Um darauf aufmerksam zu machen, haben wir unsere Absicht eine Mauer zu bauen, in die Tat umgesetzt.
Eine
Mauer vor die EU Kommission, die durch Gesetzgebung mitverantwortlich
ist für die wirtschaftliche Ausbeutung und für mehr Tote an den
EU-Außengrenzen (allein in diesem Jahr) als in den 37 Jahren Berliner
Mauer.
2)
In den bürgerlichen Medien ist viel von einer
Flüchtlingskrise die Rede. Das ist allerdings eine Fehlbezeichnung. Denn
was hier wirklich in der Krise liegt, ist der Ausgrenzungsapparat, der
angesichts des massenhaften Ungehorsams der Menschen die unter
Todesgefahr Grenzen überschreiten, seinem Auftrag nicht mehr vollends
nachkommen kann. Denn wenn Menschen so verzweifelt sind, dass
Todesgefahr sie nicht mehr abschreckt, greifen die üblichen
Herrschaftsmechanismen nicht mehr. So entsteht dann eine humanitäre
Krise, mit zehntausenden Toten im Mittelmeer und Menschen die in
Zeltstädten hausen. Nicht weil es tatsächlich an Kapazitäten fehlen
würde diese Menschen zu versorgen, sondern weil es der politische Wille
ist, durch eine vermeintliche Überlastung zu suggerieren, das Boot sei
voll. Es ist also nicht von einer Flüchtlingskrise, sondern von einer
Ausgrenzungskrise zu reden.
Diese Ausgrenzungskrise ist natürlich nur
ein Aspekt vor dem Hintergrund der globalen Ungleichverteilung von
Gütern. Es findet eine Akkumulation von Reichtum im Westen statt und
jeder Staat, so auch der deutsche (der sich ansonsten ja im Laufe der
Jahrhunderte einen einbahnfreien Leumund erworben hat) versucht ein
möglichst großes Stück vom Kuchen abzukriegen. Das der Reichtum der
einen die Armut der anderen gebietet ist selbst erklärend. Eine
(radikale) Linke muss ganz allgemein fordern, weltweit ein würdiges
Leben möglich zu machen. Zu diesem gehört dann auch die Möglichkeit,
jederzeit zu einem beliebigen Ort zu migrieren.
Es ist zunächst
einmal großartig, dass die radikale Linke es in weiten Teilen geschafft
hat, ihren Elfenbeinturm zu verlassen und der Ausgrenzungskrise mit
praktischer Solidarität zu begegnen. Refugees Welcome Gruppen erhalten
Unterstützung aus dem gesamten linksradikalen Spektrum, es wird
individuelle Hilfe organisiert, Sachspenden werden verteilt und wenn
alles gut läuft kommen sogar die Geflüchteten selbst zu Wort. Aber
grade, dass die die Reaktion der radikalen Linken auf die
Ausgrenzungskrise so positiv ausfällt, macht es nötig sie genauer zu
untersuchen. Denn es gilt sich auch die letzte Arglosigkeit gegenüber
den Gewohnheiten und Richtungen des Zeitgeistes zu verbieten.

Aufgaben zur Übung:
1. Beantworten Sie zum Lesetext über die Ausgrenzungskrise diese Fragen:
(a) Vor welche Institution wurde die Mauer gebaut?
(b) Welchen Begriff nennt der Lesetext eine Fehlbezeichnung, und von welcher Krise sollte stattdessen die Rede sein?
(c) Welche Gruppen erhalten Unterstützung aus dem gesamten linksradikalen Spektrum?
2. Wie lässt sich der Lesetext über die Ausgrenzungskrise in zwei Sätzen zusammenfassen?
3. Setzen Sie den Lesetext über die Ausgrenzungskrise nach seinem letzten Satz fort.

Bereitgestellte Daten:
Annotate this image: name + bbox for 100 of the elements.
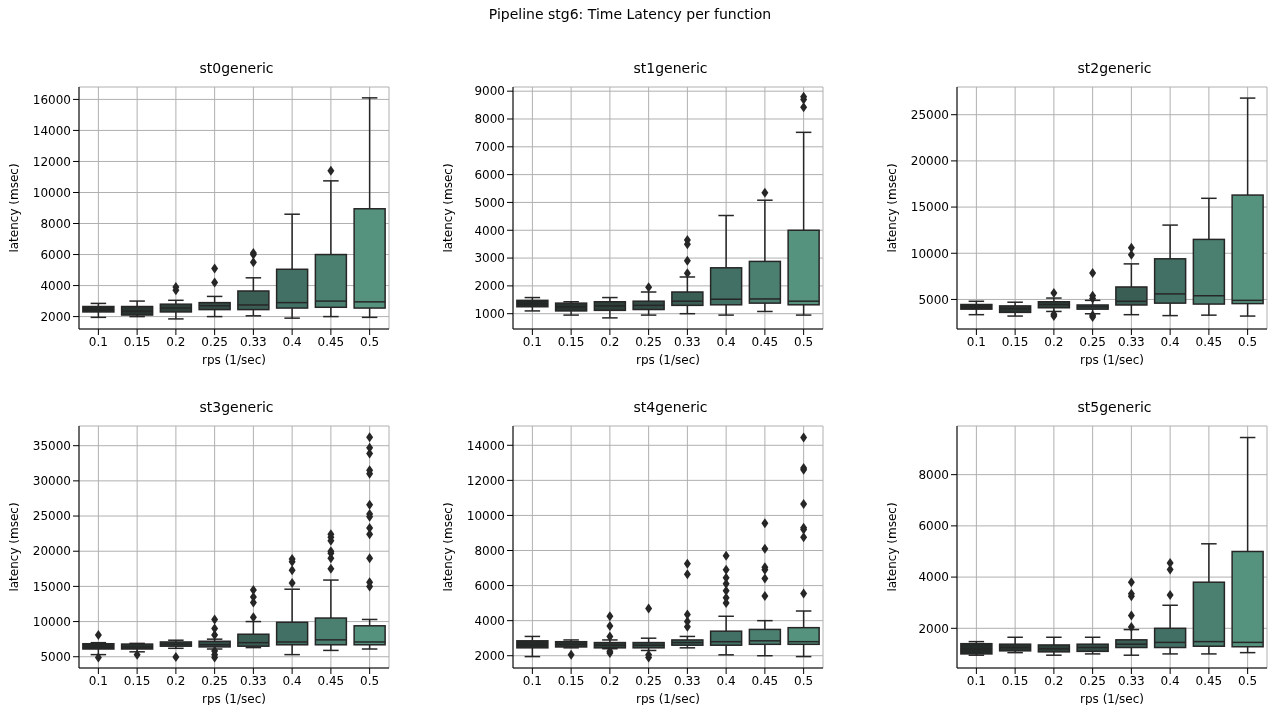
==
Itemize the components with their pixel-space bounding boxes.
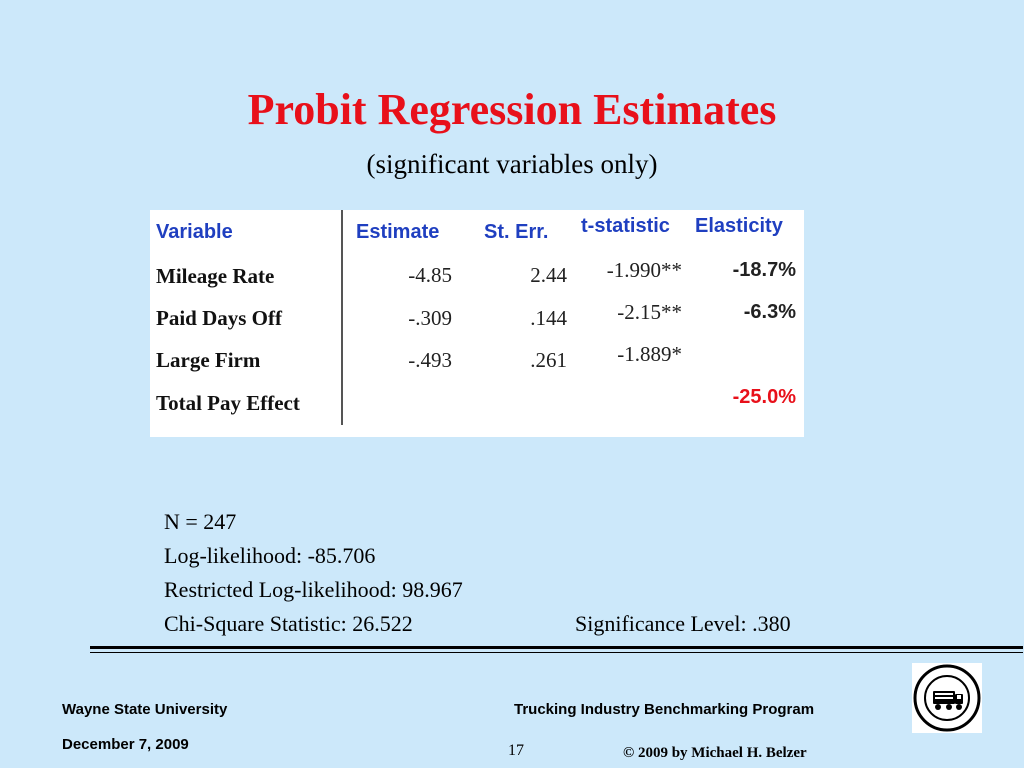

Ergebnisse der Übung:
1.
(a) Vor die EU-Kommission.
(b) „Flüchtlingskrise“; stattdessen sollte von einer Ausgrenzungskrise die Rede sein.
(c) Refugees Welcome Gruppen.

2. Der Lesetext nennt die sogenannte Flüchtlingskrise eine Ausgrenzungskrise, weil der Ausgrenzungsapparat angesichts von Menschen, die unter Todesgefahr Grenzen überschreiten, seinem Auftrag nicht mehr vollends nachkommen kann, und er sieht sie als einen Aspekt der globalen Ungleichverteilung von Gütern. Er begrüßt, dass die radikale Linke der Ausgrenzungskrise mit praktischer Solidarität begegnet, hält aber gerade deshalb eine genauere Untersuchung dieser Reaktion für nötig.

3.
Bei
kritischer Betrachtungsweise treten schnell die Wiedersprüche zutage,
die sich aus dieser praktischen Solidarität ergeben. Eigentlich
herrschafts- und staatskritische Personen investieren einen Großteil
ihrer politischen Aktivität in das Ausfüllen und Bearbeiten von
Papierkram für das BAMF die ARGE oder ähnlich menschenfeindliche
Zurichtungsbetriebe. Radikaler Aktivismus wird hier also auf einmal zum
Schmiermittel für die schwerfällige deutsche Bürokratie. Dabei
entspricht man auch der neoliberalen Vorstellung, von der Ersetzung des
Sozialstaates durch individuelle Initiative. Da wo die Bürokratie im
Rahmen der Ausgrenzungskrise den Geflüchteten würdige Lebensbedingungen
verweigert, sind diese durch Freiwillige herzustellen. Die Schattenseite
ist, das es kein verbrieftes Recht auf diese freiwillige Hilfe geben
kann, die Geflüchteten bleiben also von der positiven Willkür helfender
Hände abhängig. Darüber hinaus gibt es oft auch noch eine gewisse
Diskrepanz zwischen den Zielen der Geflüchteten und den Zielen ihrer
linken Helfer. Auf Demonstrationen von Geflüchteten und linken hört man
zurzeit oft Redebeiträge deutscher Linker, in denen das bürgerliche
Subjekt und seine Privilegien dekonstruiert werden, gefolgt von
Beiträgen der Geflüchteten selbst, in denen genau diese Privilegien, wie
Bürgerrechte, Rechtssicherheit und bescheidener Wohlstand eingefordert
werden.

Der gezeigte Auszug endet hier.